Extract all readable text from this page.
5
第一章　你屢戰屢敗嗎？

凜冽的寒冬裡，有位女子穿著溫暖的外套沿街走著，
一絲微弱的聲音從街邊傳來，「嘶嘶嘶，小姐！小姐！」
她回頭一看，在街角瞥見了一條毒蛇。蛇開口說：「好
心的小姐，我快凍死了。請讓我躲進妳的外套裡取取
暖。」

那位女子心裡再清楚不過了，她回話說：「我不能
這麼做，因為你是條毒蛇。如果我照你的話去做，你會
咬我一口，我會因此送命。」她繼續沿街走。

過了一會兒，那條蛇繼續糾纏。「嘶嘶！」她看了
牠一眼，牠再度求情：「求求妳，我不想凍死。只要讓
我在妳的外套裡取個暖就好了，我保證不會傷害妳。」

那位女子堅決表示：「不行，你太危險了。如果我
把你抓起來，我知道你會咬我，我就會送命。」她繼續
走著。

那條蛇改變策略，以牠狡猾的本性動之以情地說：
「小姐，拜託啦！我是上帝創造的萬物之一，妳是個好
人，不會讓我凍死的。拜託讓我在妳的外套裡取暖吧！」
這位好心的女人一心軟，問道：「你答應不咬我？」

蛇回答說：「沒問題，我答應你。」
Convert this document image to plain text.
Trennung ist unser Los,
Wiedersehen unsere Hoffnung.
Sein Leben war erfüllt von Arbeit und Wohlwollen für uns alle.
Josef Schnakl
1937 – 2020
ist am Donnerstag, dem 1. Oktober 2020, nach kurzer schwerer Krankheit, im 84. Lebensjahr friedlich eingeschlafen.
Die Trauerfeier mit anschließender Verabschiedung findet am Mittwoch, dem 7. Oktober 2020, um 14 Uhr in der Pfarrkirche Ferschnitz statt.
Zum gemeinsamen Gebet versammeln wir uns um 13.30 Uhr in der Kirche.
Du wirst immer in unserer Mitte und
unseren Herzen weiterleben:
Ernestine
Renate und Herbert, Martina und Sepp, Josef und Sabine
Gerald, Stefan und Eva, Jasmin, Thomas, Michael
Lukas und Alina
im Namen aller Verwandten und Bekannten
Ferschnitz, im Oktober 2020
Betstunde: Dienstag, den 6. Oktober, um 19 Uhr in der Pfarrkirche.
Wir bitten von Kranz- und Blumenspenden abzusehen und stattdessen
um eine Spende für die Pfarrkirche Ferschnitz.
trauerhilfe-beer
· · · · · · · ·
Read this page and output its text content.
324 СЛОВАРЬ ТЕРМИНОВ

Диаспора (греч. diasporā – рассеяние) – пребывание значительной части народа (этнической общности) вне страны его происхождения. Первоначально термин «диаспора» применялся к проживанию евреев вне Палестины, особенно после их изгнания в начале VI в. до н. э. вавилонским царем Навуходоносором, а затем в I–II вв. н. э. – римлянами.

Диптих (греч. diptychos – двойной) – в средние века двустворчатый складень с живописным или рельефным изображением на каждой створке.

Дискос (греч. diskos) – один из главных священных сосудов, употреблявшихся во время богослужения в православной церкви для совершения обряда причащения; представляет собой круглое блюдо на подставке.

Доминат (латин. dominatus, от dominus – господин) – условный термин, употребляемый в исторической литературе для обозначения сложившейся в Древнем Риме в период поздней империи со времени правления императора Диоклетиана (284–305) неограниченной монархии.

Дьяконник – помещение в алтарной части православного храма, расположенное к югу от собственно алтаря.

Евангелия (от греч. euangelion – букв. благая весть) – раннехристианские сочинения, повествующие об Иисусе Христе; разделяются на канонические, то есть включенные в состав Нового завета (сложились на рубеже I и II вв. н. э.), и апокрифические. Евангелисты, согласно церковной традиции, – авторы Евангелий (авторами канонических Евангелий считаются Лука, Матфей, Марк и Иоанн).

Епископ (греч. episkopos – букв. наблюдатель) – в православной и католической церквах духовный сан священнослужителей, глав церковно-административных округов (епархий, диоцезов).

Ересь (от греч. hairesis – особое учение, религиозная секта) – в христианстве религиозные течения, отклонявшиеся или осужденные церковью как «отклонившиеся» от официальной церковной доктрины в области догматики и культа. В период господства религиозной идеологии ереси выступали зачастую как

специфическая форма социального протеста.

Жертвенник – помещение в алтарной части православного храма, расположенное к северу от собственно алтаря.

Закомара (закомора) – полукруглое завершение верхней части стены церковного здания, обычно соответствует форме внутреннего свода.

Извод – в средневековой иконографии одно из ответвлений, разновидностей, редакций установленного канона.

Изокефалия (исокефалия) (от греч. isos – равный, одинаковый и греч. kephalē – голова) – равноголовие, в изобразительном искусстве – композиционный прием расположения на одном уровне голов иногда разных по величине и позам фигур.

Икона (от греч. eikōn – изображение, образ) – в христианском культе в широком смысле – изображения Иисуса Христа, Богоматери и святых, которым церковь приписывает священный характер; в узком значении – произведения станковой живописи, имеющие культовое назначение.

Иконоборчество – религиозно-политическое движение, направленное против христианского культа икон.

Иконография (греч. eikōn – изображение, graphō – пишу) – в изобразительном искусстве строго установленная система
- - - - - - -
What you need to do
Determine how many lines of the listing above include the word "православного", and report that number only.

Output for this exercise
2